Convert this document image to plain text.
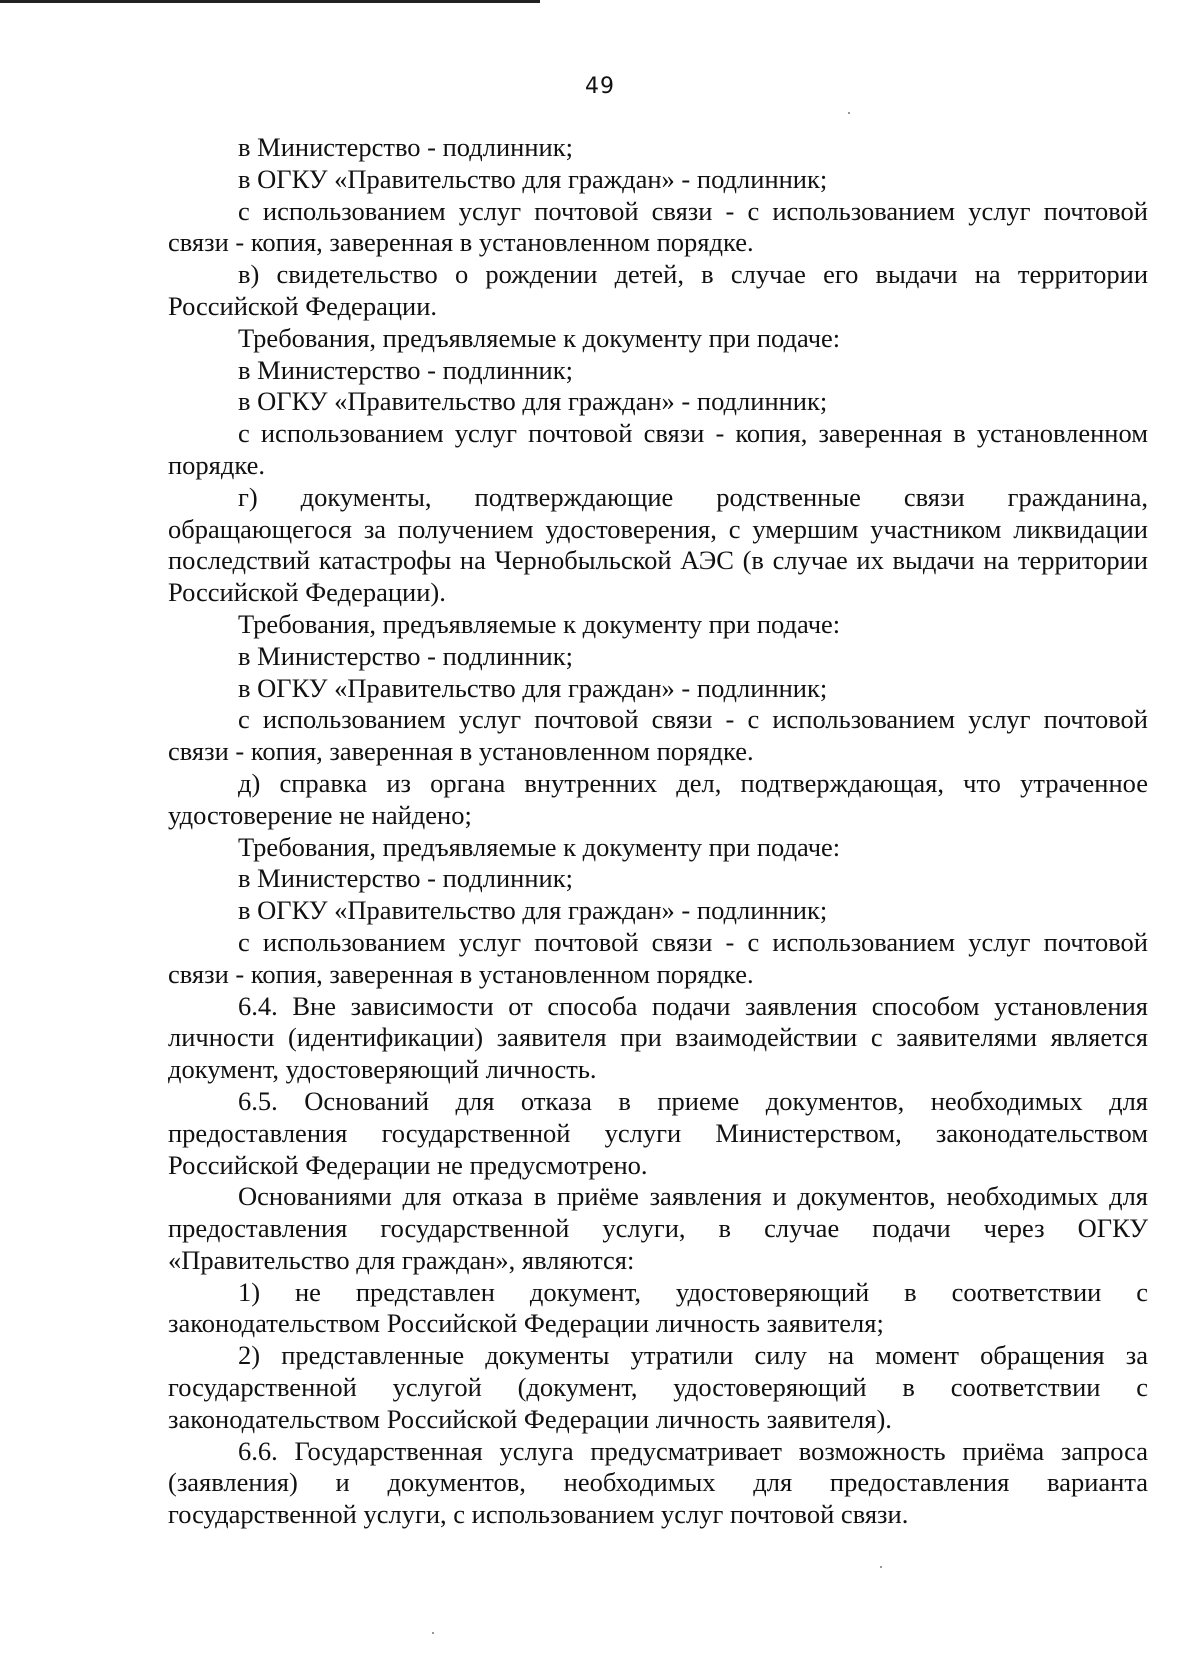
49

в Министерство - подлинник;

в ОГКУ «Правительство для граждан» - подлинник;

с использованием услуг почтовой связи - с использованием услуг почтовой связи - копия, заверенная в установленном порядке.

в) свидетельство о рождении детей, в случае его выдачи на территории Российской Федерации.

Требования, предъявляемые к документу при подаче:

в Министерство - подлинник;

в ОГКУ «Правительство для граждан» - подлинник;

с использованием услуг почтовой связи - копия, заверенная в установленном порядке.

г) документы, подтверждающие родственные связи гражданина, обращающегося за получением удостоверения, с умершим участником ликвидации последствий катастрофы на Чернобыльской АЭС (в случае их выдачи на территории Российской Федерации).

Требования, предъявляемые к документу при подаче:

в Министерство - подлинник;

в ОГКУ «Правительство для граждан» - подлинник;

с использованием услуг почтовой связи - с использованием услуг почтовой связи - копия, заверенная в установленном порядке.

д) справка из органа внутренних дел, подтверждающая, что утраченное удостоверение не найдено;

Требования, предъявляемые к документу при подаче:

в Министерство - подлинник;

в ОГКУ «Правительство для граждан» - подлинник;

с использованием услуг почтовой связи - с использованием услуг почтовой связи - копия, заверенная в установленном порядке.

6.4. Вне зависимости от способа подачи заявления способом установления личности (идентификации) заявителя при взаимодействии с заявителями является документ, удостоверяющий личность.

6.5. Оснований для отказа в приеме документов, необходимых для предоставления государственной услуги Министерством, законодательством Российской Федерации не предусмотрено.

Основаниями для отказа в приёме заявления и документов, необходимых для предоставления государственной услуги, в случае подачи через ОГКУ «Правительство для граждан», являются:

1) не представлен документ, удостоверяющий в соответствии с законодательством Российской Федерации личность заявителя;

2) представленные документы утратили силу на момент обращения за государственной услугой (документ, удостоверяющий в соответствии с законодательством Российской Федерации личность заявителя).

6.6. Государственная услуга предусматривает возможность приёма запроса (заявления) и документов, необходимых для предоставления варианта государственной услуги, с использованием услуг почтовой связи.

# Job:
Repeat verbatim all the material, but not the pictures.

# Solution for this exercise:
Convert this document image to plain text.
49

в Министерство - подлинник;

в ОГКУ «Правительство для граждан» - подлинник;

с использованием услуг почтовой связи - с использованием услуг почтовой связи - копия, заверенная в установленном порядке.

в) свидетельство о рождении детей, в случае его выдачи на территории Российской Федерации.

Требования, предъявляемые к документу при подаче:

в Министерство - подлинник;

в ОГКУ «Правительство для граждан» - подлинник;

с использованием услуг почтовой связи - копия, заверенная в установленном порядке.

г) документы, подтверждающие родственные связи гражданина, обращающегося за получением удостоверения, с умершим участником ликвидации последствий катастрофы на Чернобыльской АЭС (в случае их выдачи на территории Российской Федерации).

Требования, предъявляемые к документу при подаче:

в Министерство - подлинник;

в ОГКУ «Правительство для граждан» - подлинник;

с использованием услуг почтовой связи - с использованием услуг почтовой связи - копия, заверенная в установленном порядке.

д) справка из органа внутренних дел, подтверждающая, что утраченное удостоверение не найдено;

Требования, предъявляемые к документу при подаче:

в Министерство - подлинник;

в ОГКУ «Правительство для граждан» - подлинник;

с использованием услуг почтовой связи - с использованием услуг почтовой связи - копия, заверенная в установленном порядке.

6.4. Вне зависимости от способа подачи заявления способом установления личности (идентификации) заявителя при взаимодействии с заявителями является документ, удостоверяющий личность.

6.5. Оснований для отказа в приеме документов, необходимых для предоставления государственной услуги Министерством, законодательством Российской Федерации не предусмотрено.

Основаниями для отказа в приёме заявления и документов, необходимых для предоставления государственной услуги, в случае подачи через ОГКУ «Правительство для граждан», являются:

1) не представлен документ, удостоверяющий в соответствии с законодательством Российской Федерации личность заявителя;

2) представленные документы утратили силу на момент обращения за государственной услугой (документ, удостоверяющий в соответствии с законодательством Российской Федерации личность заявителя).

6.6. Государственная услуга предусматривает возможность приёма запроса (заявления) и документов, необходимых для предоставления варианта государственной услуги, с использованием услуг почтовой связи.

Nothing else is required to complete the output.